What the task asks: Skip the pictures. Reproduce all other material exactly.
"""
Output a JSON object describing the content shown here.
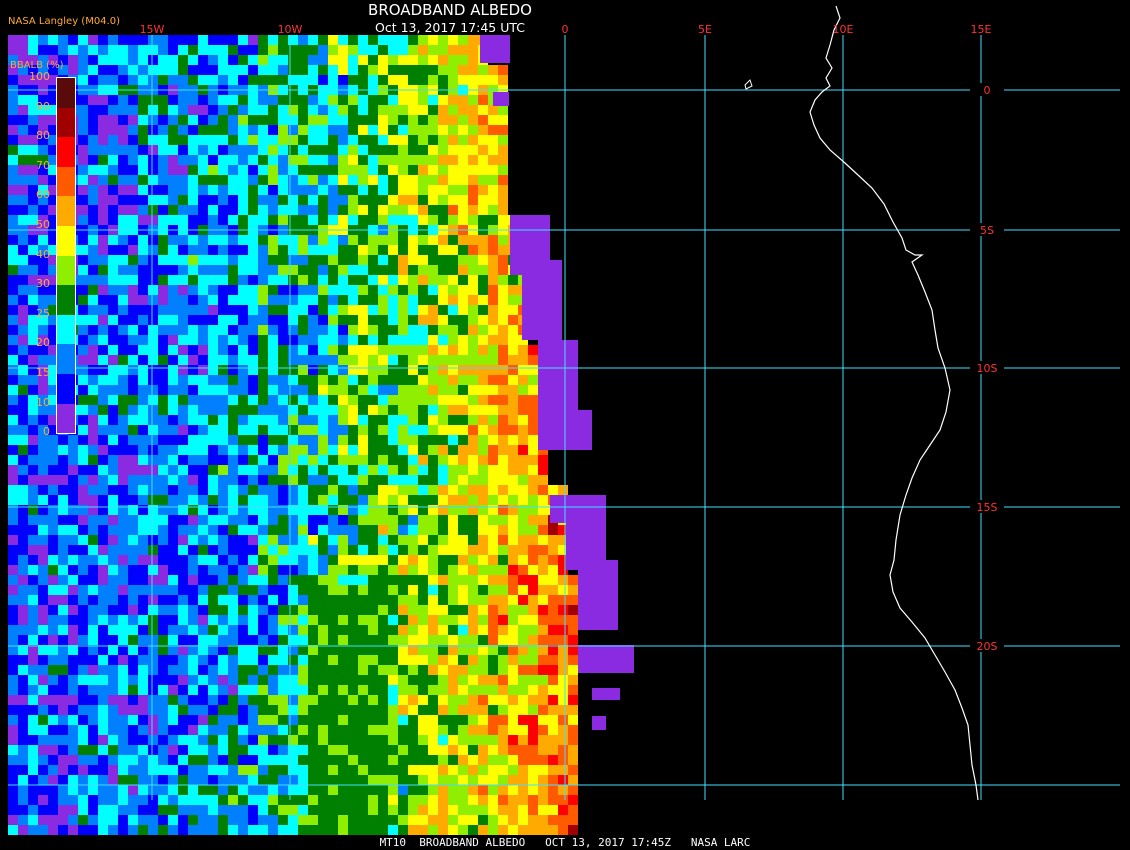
{
  "header": {
    "title": "BROADBAND ALBEDO",
    "subtitle": "Oct 13, 2017 17:45 UTC",
    "brand": "NASA Langley (M04.0)"
  },
  "footer": "MT10  BROADBAND ALBEDO   OCT 13, 2017 17:45Z   NASA LARC",
  "legend": {
    "title": "BBALB (%)",
    "labels": [
      "100",
      "90",
      "80",
      "70",
      "60",
      "50",
      "40",
      "30",
      "25",
      "20",
      "15",
      "10",
      "0"
    ],
    "colors": [
      "#5a0a0a",
      "#a00000",
      "#ff0000",
      "#ff5a00",
      "#ffaa00",
      "#ffff00",
      "#90ee00",
      "#008000",
      "#00ffff",
      "#0080ff",
      "#0000ff",
      "#8a2be2"
    ]
  },
  "map": {
    "lon_labels": [
      "15W",
      "10W",
      "0",
      "5E",
      "10E",
      "15E"
    ],
    "lat_labels": [
      "0",
      "5S",
      "10S",
      "15S",
      "20S"
    ],
    "grid_color": "#40e0ff",
    "coast_color": "#ffffff"
  }
}
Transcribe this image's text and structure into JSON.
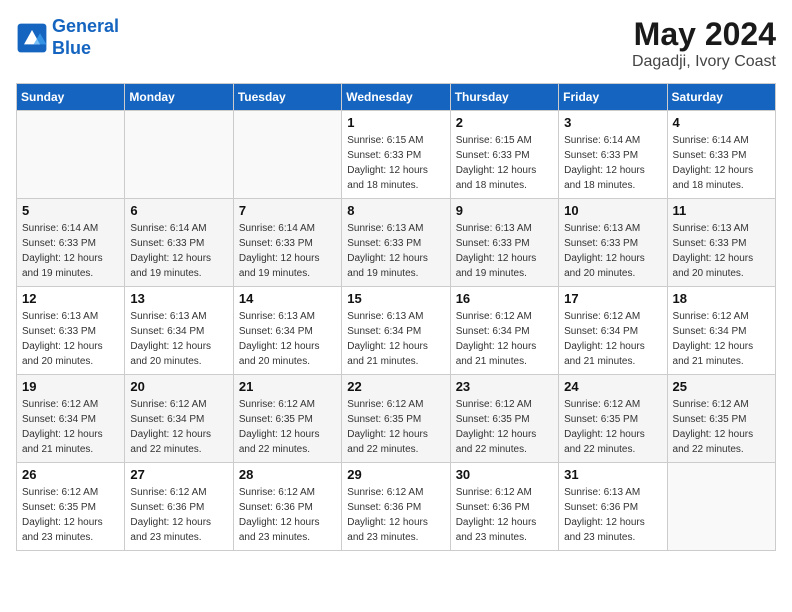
{
  "header": {
    "logo_line1": "General",
    "logo_line2": "Blue",
    "month": "May 2024",
    "location": "Dagadji, Ivory Coast"
  },
  "weekdays": [
    "Sunday",
    "Monday",
    "Tuesday",
    "Wednesday",
    "Thursday",
    "Friday",
    "Saturday"
  ],
  "weeks": [
    [
      {
        "day": "",
        "info": ""
      },
      {
        "day": "",
        "info": ""
      },
      {
        "day": "",
        "info": ""
      },
      {
        "day": "1",
        "info": "Sunrise: 6:15 AM\nSunset: 6:33 PM\nDaylight: 12 hours\nand 18 minutes."
      },
      {
        "day": "2",
        "info": "Sunrise: 6:15 AM\nSunset: 6:33 PM\nDaylight: 12 hours\nand 18 minutes."
      },
      {
        "day": "3",
        "info": "Sunrise: 6:14 AM\nSunset: 6:33 PM\nDaylight: 12 hours\nand 18 minutes."
      },
      {
        "day": "4",
        "info": "Sunrise: 6:14 AM\nSunset: 6:33 PM\nDaylight: 12 hours\nand 18 minutes."
      }
    ],
    [
      {
        "day": "5",
        "info": "Sunrise: 6:14 AM\nSunset: 6:33 PM\nDaylight: 12 hours\nand 19 minutes."
      },
      {
        "day": "6",
        "info": "Sunrise: 6:14 AM\nSunset: 6:33 PM\nDaylight: 12 hours\nand 19 minutes."
      },
      {
        "day": "7",
        "info": "Sunrise: 6:14 AM\nSunset: 6:33 PM\nDaylight: 12 hours\nand 19 minutes."
      },
      {
        "day": "8",
        "info": "Sunrise: 6:13 AM\nSunset: 6:33 PM\nDaylight: 12 hours\nand 19 minutes."
      },
      {
        "day": "9",
        "info": "Sunrise: 6:13 AM\nSunset: 6:33 PM\nDaylight: 12 hours\nand 19 minutes."
      },
      {
        "day": "10",
        "info": "Sunrise: 6:13 AM\nSunset: 6:33 PM\nDaylight: 12 hours\nand 20 minutes."
      },
      {
        "day": "11",
        "info": "Sunrise: 6:13 AM\nSunset: 6:33 PM\nDaylight: 12 hours\nand 20 minutes."
      }
    ],
    [
      {
        "day": "12",
        "info": "Sunrise: 6:13 AM\nSunset: 6:33 PM\nDaylight: 12 hours\nand 20 minutes."
      },
      {
        "day": "13",
        "info": "Sunrise: 6:13 AM\nSunset: 6:34 PM\nDaylight: 12 hours\nand 20 minutes."
      },
      {
        "day": "14",
        "info": "Sunrise: 6:13 AM\nSunset: 6:34 PM\nDaylight: 12 hours\nand 20 minutes."
      },
      {
        "day": "15",
        "info": "Sunrise: 6:13 AM\nSunset: 6:34 PM\nDaylight: 12 hours\nand 21 minutes."
      },
      {
        "day": "16",
        "info": "Sunrise: 6:12 AM\nSunset: 6:34 PM\nDaylight: 12 hours\nand 21 minutes."
      },
      {
        "day": "17",
        "info": "Sunrise: 6:12 AM\nSunset: 6:34 PM\nDaylight: 12 hours\nand 21 minutes."
      },
      {
        "day": "18",
        "info": "Sunrise: 6:12 AM\nSunset: 6:34 PM\nDaylight: 12 hours\nand 21 minutes."
      }
    ],
    [
      {
        "day": "19",
        "info": "Sunrise: 6:12 AM\nSunset: 6:34 PM\nDaylight: 12 hours\nand 21 minutes."
      },
      {
        "day": "20",
        "info": "Sunrise: 6:12 AM\nSunset: 6:34 PM\nDaylight: 12 hours\nand 22 minutes."
      },
      {
        "day": "21",
        "info": "Sunrise: 6:12 AM\nSunset: 6:35 PM\nDaylight: 12 hours\nand 22 minutes."
      },
      {
        "day": "22",
        "info": "Sunrise: 6:12 AM\nSunset: 6:35 PM\nDaylight: 12 hours\nand 22 minutes."
      },
      {
        "day": "23",
        "info": "Sunrise: 6:12 AM\nSunset: 6:35 PM\nDaylight: 12 hours\nand 22 minutes."
      },
      {
        "day": "24",
        "info": "Sunrise: 6:12 AM\nSunset: 6:35 PM\nDaylight: 12 hours\nand 22 minutes."
      },
      {
        "day": "25",
        "info": "Sunrise: 6:12 AM\nSunset: 6:35 PM\nDaylight: 12 hours\nand 22 minutes."
      }
    ],
    [
      {
        "day": "26",
        "info": "Sunrise: 6:12 AM\nSunset: 6:35 PM\nDaylight: 12 hours\nand 23 minutes."
      },
      {
        "day": "27",
        "info": "Sunrise: 6:12 AM\nSunset: 6:36 PM\nDaylight: 12 hours\nand 23 minutes."
      },
      {
        "day": "28",
        "info": "Sunrise: 6:12 AM\nSunset: 6:36 PM\nDaylight: 12 hours\nand 23 minutes."
      },
      {
        "day": "29",
        "info": "Sunrise: 6:12 AM\nSunset: 6:36 PM\nDaylight: 12 hours\nand 23 minutes."
      },
      {
        "day": "30",
        "info": "Sunrise: 6:12 AM\nSunset: 6:36 PM\nDaylight: 12 hours\nand 23 minutes."
      },
      {
        "day": "31",
        "info": "Sunrise: 6:13 AM\nSunset: 6:36 PM\nDaylight: 12 hours\nand 23 minutes."
      },
      {
        "day": "",
        "info": ""
      }
    ]
  ]
}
"""
Answer for this exercise:
Output a JSON object describing the content shown here.
{
  "header": {
    "title": "BROADBAND ALBEDO",
    "subtitle": "Oct 13, 2017 17:45 UTC",
    "brand": "NASA Langley (M04.0)"
  },
  "footer": "MT10  BROADBAND ALBEDO   OCT 13, 2017 17:45Z   NASA LARC",
  "legend": {
    "title": "BBALB (%)",
    "labels": [
      "100",
      "90",
      "80",
      "70",
      "60",
      "50",
      "40",
      "30",
      "25",
      "20",
      "15",
      "10",
      "0"
    ],
    "colors": [
      "#5a0a0a",
      "#a00000",
      "#ff0000",
      "#ff5a00",
      "#ffaa00",
      "#ffff00",
      "#90ee00",
      "#008000",
      "#00ffff",
      "#0080ff",
      "#0000ff",
      "#8a2be2"
    ]
  },
  "map": {
    "lon_labels": [
      "15W",
      "10W",
      "0",
      "5E",
      "10E",
      "15E"
    ],
    "lat_labels": [
      "0",
      "5S",
      "10S",
      "15S",
      "20S"
    ],
    "grid_color": "#40e0ff",
    "coast_color": "#ffffff"
  }
}
Transcribe this image's text and structure into JSON.
{
  "header": {
    "logo_line1": "General",
    "logo_line2": "Blue",
    "month": "May 2024",
    "location": "Dagadji, Ivory Coast"
  },
  "weekdays": [
    "Sunday",
    "Monday",
    "Tuesday",
    "Wednesday",
    "Thursday",
    "Friday",
    "Saturday"
  ],
  "weeks": [
    [
      {
        "day": "",
        "info": ""
      },
      {
        "day": "",
        "info": ""
      },
      {
        "day": "",
        "info": ""
      },
      {
        "day": "1",
        "info": "Sunrise: 6:15 AM\nSunset: 6:33 PM\nDaylight: 12 hours\nand 18 minutes."
      },
      {
        "day": "2",
        "info": "Sunrise: 6:15 AM\nSunset: 6:33 PM\nDaylight: 12 hours\nand 18 minutes."
      },
      {
        "day": "3",
        "info": "Sunrise: 6:14 AM\nSunset: 6:33 PM\nDaylight: 12 hours\nand 18 minutes."
      },
      {
        "day": "4",
        "info": "Sunrise: 6:14 AM\nSunset: 6:33 PM\nDaylight: 12 hours\nand 18 minutes."
      }
    ],
    [
      {
        "day": "5",
        "info": "Sunrise: 6:14 AM\nSunset: 6:33 PM\nDaylight: 12 hours\nand 19 minutes."
      },
      {
        "day": "6",
        "info": "Sunrise: 6:14 AM\nSunset: 6:33 PM\nDaylight: 12 hours\nand 19 minutes."
      },
      {
        "day": "7",
        "info": "Sunrise: 6:14 AM\nSunset: 6:33 PM\nDaylight: 12 hours\nand 19 minutes."
      },
      {
        "day": "8",
        "info": "Sunrise: 6:13 AM\nSunset: 6:33 PM\nDaylight: 12 hours\nand 19 minutes."
      },
      {
        "day": "9",
        "info": "Sunrise: 6:13 AM\nSunset: 6:33 PM\nDaylight: 12 hours\nand 19 minutes."
      },
      {
        "day": "10",
        "info": "Sunrise: 6:13 AM\nSunset: 6:33 PM\nDaylight: 12 hours\nand 20 minutes."
      },
      {
        "day": "11",
        "info": "Sunrise: 6:13 AM\nSunset: 6:33 PM\nDaylight: 12 hours\nand 20 minutes."
      }
    ],
    [
      {
        "day": "12",
        "info": "Sunrise: 6:13 AM\nSunset: 6:33 PM\nDaylight: 12 hours\nand 20 minutes."
      },
      {
        "day": "13",
        "info": "Sunrise: 6:13 AM\nSunset: 6:34 PM\nDaylight: 12 hours\nand 20 minutes."
      },
      {
        "day": "14",
        "info": "Sunrise: 6:13 AM\nSunset: 6:34 PM\nDaylight: 12 hours\nand 20 minutes."
      },
      {
        "day": "15",
        "info": "Sunrise: 6:13 AM\nSunset: 6:34 PM\nDaylight: 12 hours\nand 21 minutes."
      },
      {
        "day": "16",
        "info": "Sunrise: 6:12 AM\nSunset: 6:34 PM\nDaylight: 12 hours\nand 21 minutes."
      },
      {
        "day": "17",
        "info": "Sunrise: 6:12 AM\nSunset: 6:34 PM\nDaylight: 12 hours\nand 21 minutes."
      },
      {
        "day": "18",
        "info": "Sunrise: 6:12 AM\nSunset: 6:34 PM\nDaylight: 12 hours\nand 21 minutes."
      }
    ],
    [
      {
        "day": "19",
        "info": "Sunrise: 6:12 AM\nSunset: 6:34 PM\nDaylight: 12 hours\nand 21 minutes."
      },
      {
        "day": "20",
        "info": "Sunrise: 6:12 AM\nSunset: 6:34 PM\nDaylight: 12 hours\nand 22 minutes."
      },
      {
        "day": "21",
        "info": "Sunrise: 6:12 AM\nSunset: 6:35 PM\nDaylight: 12 hours\nand 22 minutes."
      },
      {
        "day": "22",
        "info": "Sunrise: 6:12 AM\nSunset: 6:35 PM\nDaylight: 12 hours\nand 22 minutes."
      },
      {
        "day": "23",
        "info": "Sunrise: 6:12 AM\nSunset: 6:35 PM\nDaylight: 12 hours\nand 22 minutes."
      },
      {
        "day": "24",
        "info": "Sunrise: 6:12 AM\nSunset: 6:35 PM\nDaylight: 12 hours\nand 22 minutes."
      },
      {
        "day": "25",
        "info": "Sunrise: 6:12 AM\nSunset: 6:35 PM\nDaylight: 12 hours\nand 22 minutes."
      }
    ],
    [
      {
        "day": "26",
        "info": "Sunrise: 6:12 AM\nSunset: 6:35 PM\nDaylight: 12 hours\nand 23 minutes."
      },
      {
        "day": "27",
        "info": "Sunrise: 6:12 AM\nSunset: 6:36 PM\nDaylight: 12 hours\nand 23 minutes."
      },
      {
        "day": "28",
        "info": "Sunrise: 6:12 AM\nSunset: 6:36 PM\nDaylight: 12 hours\nand 23 minutes."
      },
      {
        "day": "29",
        "info": "Sunrise: 6:12 AM\nSunset: 6:36 PM\nDaylight: 12 hours\nand 23 minutes."
      },
      {
        "day": "30",
        "info": "Sunrise: 6:12 AM\nSunset: 6:36 PM\nDaylight: 12 hours\nand 23 minutes."
      },
      {
        "day": "31",
        "info": "Sunrise: 6:13 AM\nSunset: 6:36 PM\nDaylight: 12 hours\nand 23 minutes."
      },
      {
        "day": "",
        "info": ""
      }
    ]
  ]
}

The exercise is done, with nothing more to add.